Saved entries
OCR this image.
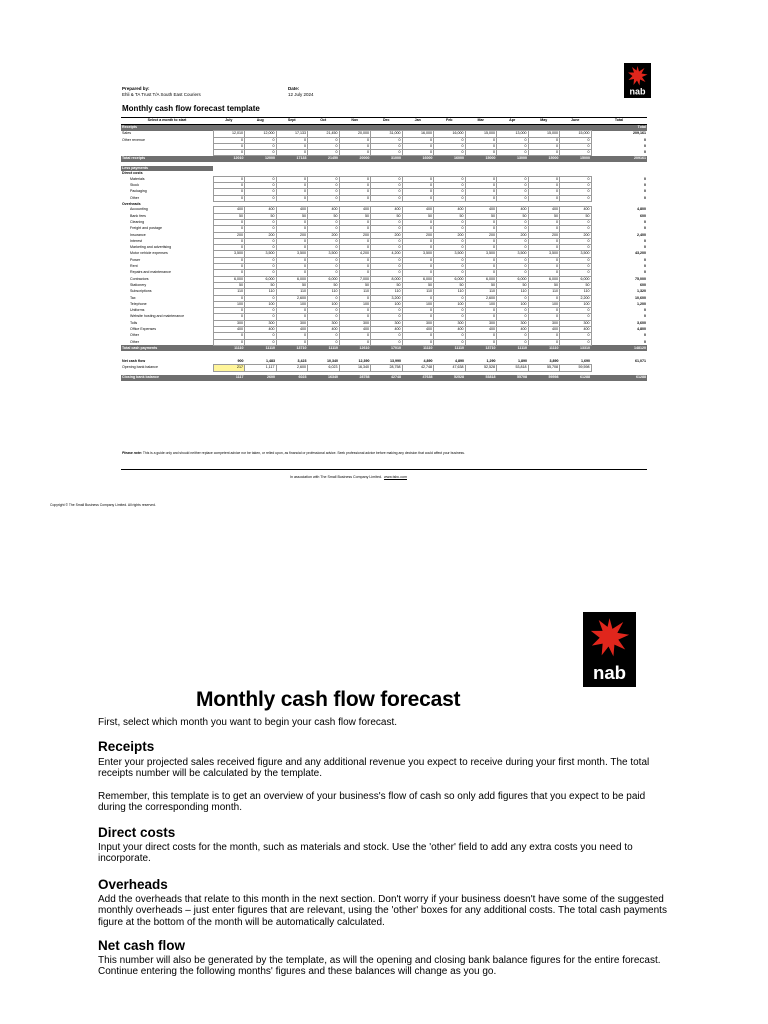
Prepared by:
Ehli & TA Trust T/A South East Couriers
Date:
12 July 2024	nab
Monthly cash flow forecast template
Select a month to start	July	Aug	Sept	Oct	Nov	Dec	Jan	Feb	Mar	Apr	May	June	Total
Receipts													Total
Sales	12,010	12,000	17,133	21,450	20,000	31,000	16,000	16,000	15,000	13,000	15,000	15,000	209,161
Other revenue	0	0	0	0	0	0	0	0	0	0	0	0	0
	0	0	0	0	0	0	0	0	0	0	0	0	0
	0	0	0	0	0	0	0	0	0	0	0	0	0
Total receipts	12010	12000	17133	21450	20000	31000	16000	16000	15000	13000	15000	15000	209161

Less payments													
Direct costs													
Materials	0	0	0	0	0	0	0	0	0	0	0	0	0
Stock	0	0	0	0	0	0	0	0	0	0	0	0	0
Packaging	0	0	0	0	0	0	0	0	0	0	0	0	0
Other	0	0	0	0	0	0	0	0	0	0	0	0	0
Overheads													
Accounting	400	400	400	400	400	400	400	400	400	400	400	400	4,800
Bank fees	50	50	50	50	50	50	50	50	50	50	50	50	600
Cleaning	0	0	0	0	0	0	0	0	0	0	0	0	0
Freight and postage	0	0	0	0	0	0	0	0	0	0	0	0	0
Insurance	200	200	200	200	200	200	200	200	200	200	200	200	2,400
Interest	0	0	0	0	0	0	0	0	0	0	0	0	0
Marketing and advertising	0	0	0	0	0	0	0	0	0	0	0	0	0
Motor vehicle expenses	3,500	3,500	3,500	3,500	4,200	4,200	3,500	3,500	3,500	3,500	3,500	3,500	43,200
Power	0	0	0	0	0	0	0	0	0	0	0	0	0
Rent	0	0	0	0	0	0	0	0	0	0	0	0	0
Repairs and maintenance	0	0	0	0	0	0	0	0	0	0	0	0	0
Contractors	6,000	6,000	6,000	6,000	7,000	8,000	6,000	6,000	6,000	6,000	6,000	6,000	75,000
Stationery	50	50	50	50	50	50	50	50	50	50	50	50	600
Subscriptions	110	110	110	110	110	110	110	110	110	110	110	110	1,320
Tax	0	0	2,600	0	0	3,200	0	0	2,600	0	0	2,200	10,600
Telephone	100	100	100	100	100	100	100	100	100	100	100	100	1,200
Uniforms	0	0	0	0	0	0	0	0	0	0	0	0	0
Website hosting and maintenance	0	0	0	0	0	0	0	0	0	0	0	0	0
Tolls	300	300	300	300	300	300	300	300	300	300	300	300	3,600
Office Expenses	400	400	400	400	400	400	400	400	400	400	400	400	4,800
Other	0	0	0	0	0	0	0	0	0	0	0	0	0
Other	0	0	0	0	0	0	0	0	0	0	0	0	0
Total cash payments	11110	11110	13710	11110	12610	17010	11110	11110	13710	11110	11110	13310	148120

Net cash flow	900	1,483	3,423	10,340	12,390	13,990	4,890	4,890	1,290	1,890	3,890	1,690	61,071
Opening bank balance	217	1,117	2,600	6,023	16,340	28,758	42,748	47,638	52,528	53,818	55,708	59,598	

Closing bank balance	1117	2600	6023	16340	28758	42748	47638	52528	53818	55708	59598	61288	61288
Please note: This is a guide only and should neither replace competent advice nor be taken, or relied upon, as financial or professional advice. Seek professional advice before making any decision that could affect your business.
In association with The Small Business Company Limited. www.tsbc.com
Copyright © The Small Business Company Limited. All rights reserved.
nab
Monthly cash flow forecast

First, select which month you want to begin your cash flow forecast.

Receipts

Enter your projected sales received figure and any additional revenue you expect to receive during your first month. The total receipts number will be calculated by the template.

Remember, this template is to get an overview of your business's flow of cash so only add figures that you expect to be paid during the corresponding month.

Direct costs

Input your direct costs for the month, such as materials and stock. Use the 'other' field to add any extra costs you need to incorporate.

Overheads

Add the overheads that relate to this month in the next section. Don't worry if your business doesn't have some of the suggested monthly overheads – just enter figures that are relevant, using the 'other' boxes for any additional costs. The total cash payments figure at the bottom of the month will be automatically calculated.

Net cash flow

This number will also be generated by the template, as will the opening and closing bank balance figures for the entire forecast. Continue entering the following months' figures and these balances will change as you go.
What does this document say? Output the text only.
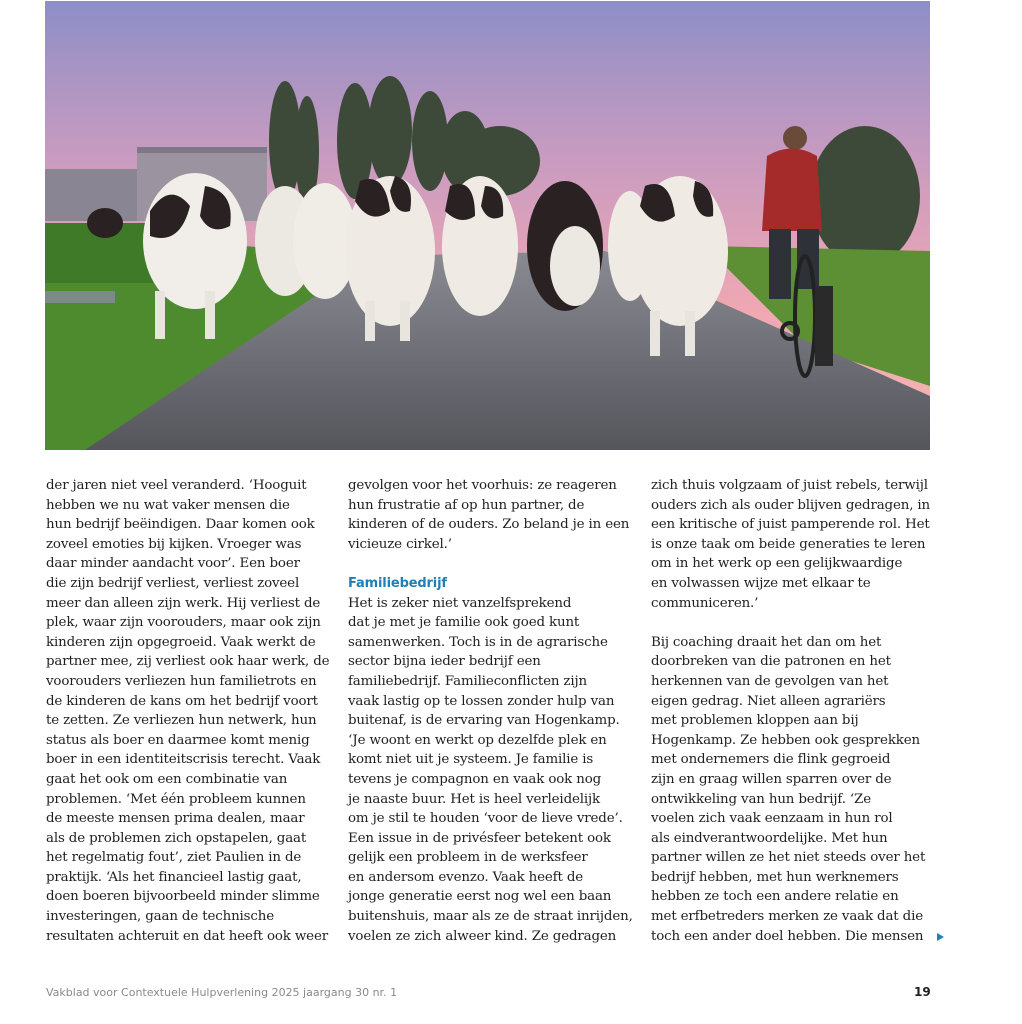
der jaren niet veel veranderd. ‘Hooguit
hebben we nu wat vaker mensen die
hun bedrijf beëindigen. Daar komen ook
zoveel emoties bij kijken. Vroeger was
daar minder aandacht voor’. Een boer
die zijn bedrijf verliest, verliest zoveel
meer dan alleen zijn werk. Hij verliest de
plek, waar zijn voorouders, maar ook zijn
kinderen zijn opgegroeid. Vaak werkt de
partner mee, zij verliest ook haar werk, de
voorouders verliezen hun familietrots en
de kinderen de kans om het bedrijf voort
te zetten. Ze verliezen hun netwerk, hun
status als boer en daarmee komt menig
boer in een identiteitscrisis terecht. Vaak
gaat het ook om een combinatie van
problemen. ‘Met één probleem kunnen
de meeste mensen prima dealen, maar
als de problemen zich opstapelen, gaat
het regelmatig fout’, ziet Paulien in de
praktijk. ‘Als het financieel lastig gaat,
doen boeren bijvoorbeeld minder slimme
investeringen, gaan de technische
resultaten achteruit en dat heeft ook weer
gevolgen voor het voorhuis: ze reageren
hun frustratie af op hun partner, de
kinderen of de ouders. Zo beland je in een
vicieuze cirkel.’
Familiebedrijf
Het is zeker niet vanzelfsprekend
dat je met je familie ook goed kunt
samenwerken. Toch is in de agrarische
sector bijna ieder bedrijf een
familiebedrijf. Familieconflicten zijn
vaak lastig op te lossen zonder hulp van
buitenaf, is de ervaring van Hogenkamp.
‘Je woont en werkt op dezelfde plek en
komt niet uit je systeem. Je familie is
tevens je compagnon en vaak ook nog
je naaste buur. Het is heel verleidelijk
om je stil te houden ‘voor de lieve vrede’.
Een issue in de privésfeer betekent ook
gelijk een probleem in de werksfeer
en andersom evenzo. Vaak heeft de
jonge generatie eerst nog wel een baan
buitenshuis, maar als ze de straat inrijden,
voelen ze zich alweer kind. Ze gedragen
zich thuis volgzaam of juist rebels, terwijl
ouders zich als ouder blijven gedragen, in
een kritische of juist pamperende rol. Het
is onze taak om beide generaties te leren
om in het werk op een gelijkwaardige
en volwassen wijze met elkaar te
communiceren.’
Bij coaching draait het dan om het
doorbreken van die patronen en het
herkennen van de gevolgen van het
eigen gedrag. Niet alleen agrariërs
met problemen kloppen aan bij
Hogenkamp. Ze hebben ook gesprekken
met ondernemers die flink gegroeid
zijn en graag willen sparren over de
ontwikkeling van hun bedrijf. ‘Ze
voelen zich vaak eenzaam in hun rol
als eindverantwoordelijke. Met hun
partner willen ze het niet steeds over het
bedrijf hebben, met hun werknemers
hebben ze toch een andere relatie en
met erfbetreders merken ze vaak dat die
toch een ander doel hebben. Die mensen
Vakblad voor Contextuele Hulpverlening 2025 jaargang 30 nr. 1	19
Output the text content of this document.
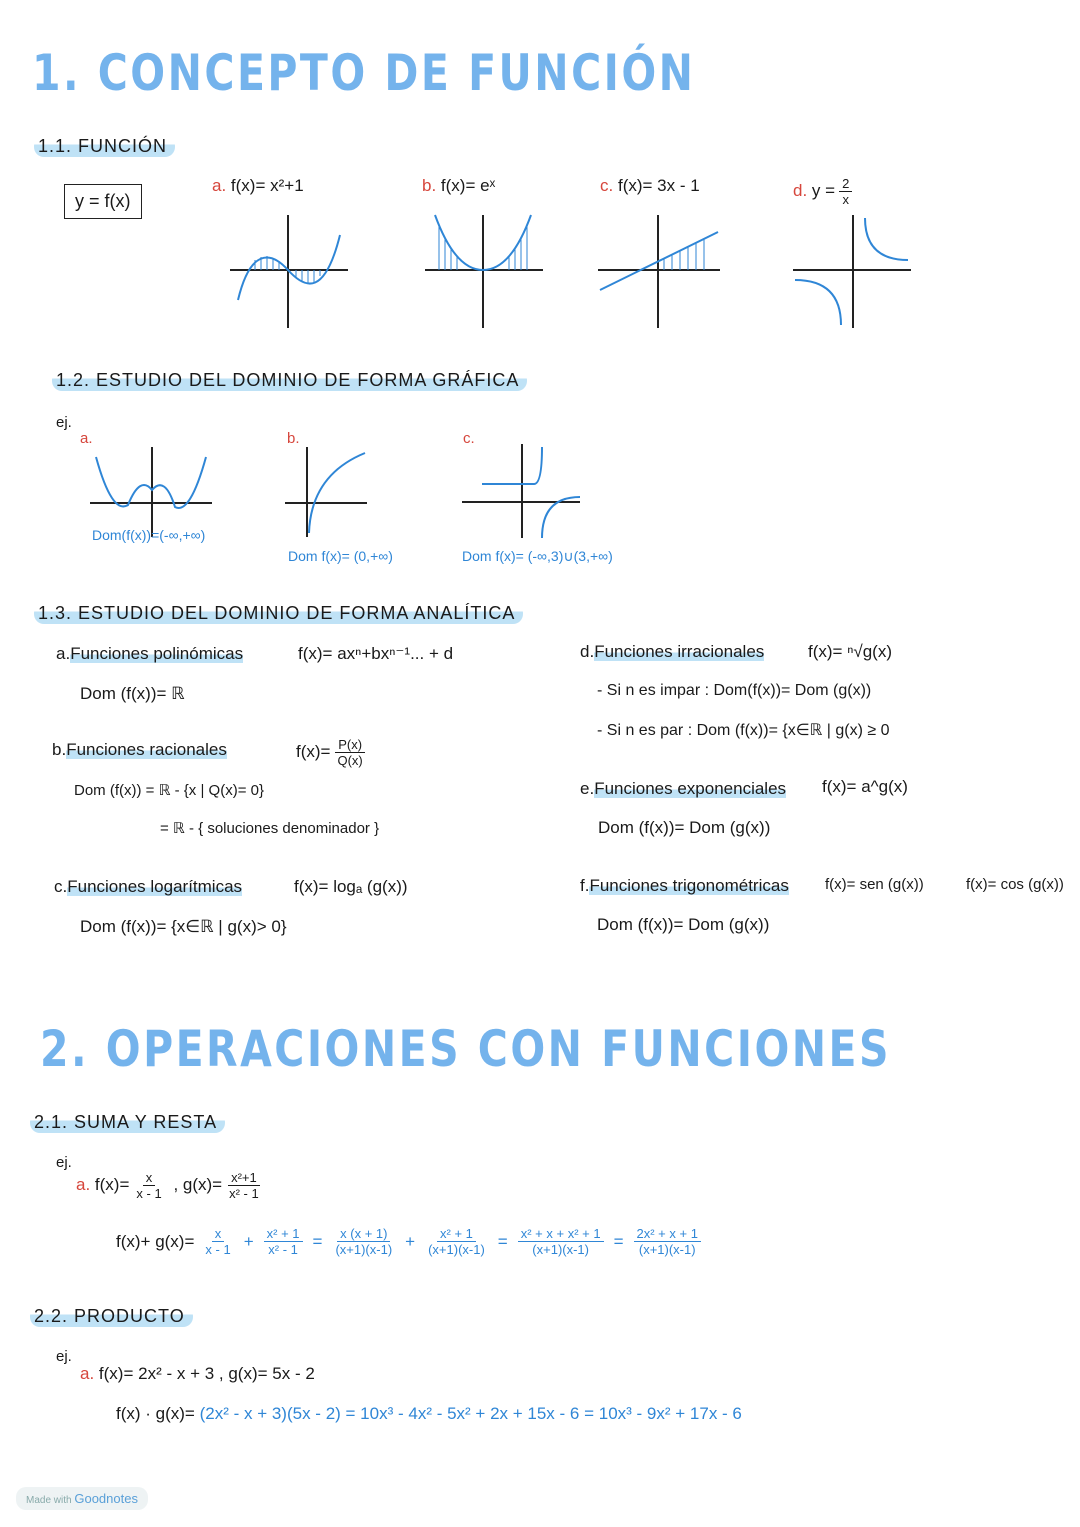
1. CONCEPTO DE FUNCIÓN
1.1. FUNCIÓN
y = f(x)
a. f(x)= x²+1	b. f(x)= eˣ	c. f(x)= 3x - 1	d. $y = \frac{2}{x}$
1.2. ESTUDIO DEL DOMINIO DE FORMA GRÁFICA
ej.
a.	b.	c.
Dom(f(x))=(-∞,+∞)
Dom f(x)= (0,+∞)	Dom f(x)= (-∞,3)∪(3,+∞)
1.3. ESTUDIO DEL DOMINIO DE FORMA ANALÍTICA
a.Funciones polinómicas	f(x)= axⁿ+bxⁿ⁻¹... + d
Dom (f(x))= ℝ
b.Funciones racionales	$f(x)= \frac{P(x)}{Q(x)}$
Dom (f(x)) = ℝ - {x | Q(x)= 0}
= ℝ - { soluciones denominador }
c.Funciones logarítmicas	f(x)= logₐ (g(x))
Dom (f(x))= {x∈ℝ | g(x)> 0}
d.Funciones irracionales	f(x)= ⁿ√g(x)
- Si n es impar : Dom(f(x))= Dom (g(x))
- Si n es par : Dom (f(x))= {x∈ℝ | g(x) ≥ 0
e.Funciones exponenciales f(x)= a^g(x)
Dom (f(x))= Dom (g(x))
f.Funciones trigonométricas f(x)= sen (g(x))	f(x)= cos (g(x))
Dom (f(x))= Dom (g(x))
2. OPERACIONES CON FUNCIONES
2.1. SUMA Y RESTA
ej.
a. $f(x)= \frac{x}{x - 1}$ , $g(x)= \frac{\text{x²+1}}{\text{x² - 1}}$
$f(x)+ g(x)= \frac{x}{x - 1} + \frac{\text{x² + 1}}{\text{x² - 1}} = \frac{x (x + 1)}{(x+1)(x-1)} + \frac{\text{x² + 1}}{(x+1)(x-1)} = \frac{\text{x² + x + x² + 1}}{(x+1)(x-1)} = \frac{\text{2x² + x + 1}}{(x+1)(x-1)}$
2.2. PRODUCTO
ej.
a. f(x)= 2x² - x + 3 , g(x)= 5x - 2
f(x) · g(x)= (2x² - x + 3)(5x - 2) = 10x³ - 4x² - 5x² + 2x + 15x - 6 = 10x³ - 9x² + 17x - 6
Made with Goodnotes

[GOAL] Search the data for "ESTUDIO". Copy every matching line.

[EXPECTED ANSWER]
1.2. ESTUDIO DEL DOMINIO DE FORMA GRÁFICA
1.3. ESTUDIO DEL DOMINIO DE FORMA ANALÍTICA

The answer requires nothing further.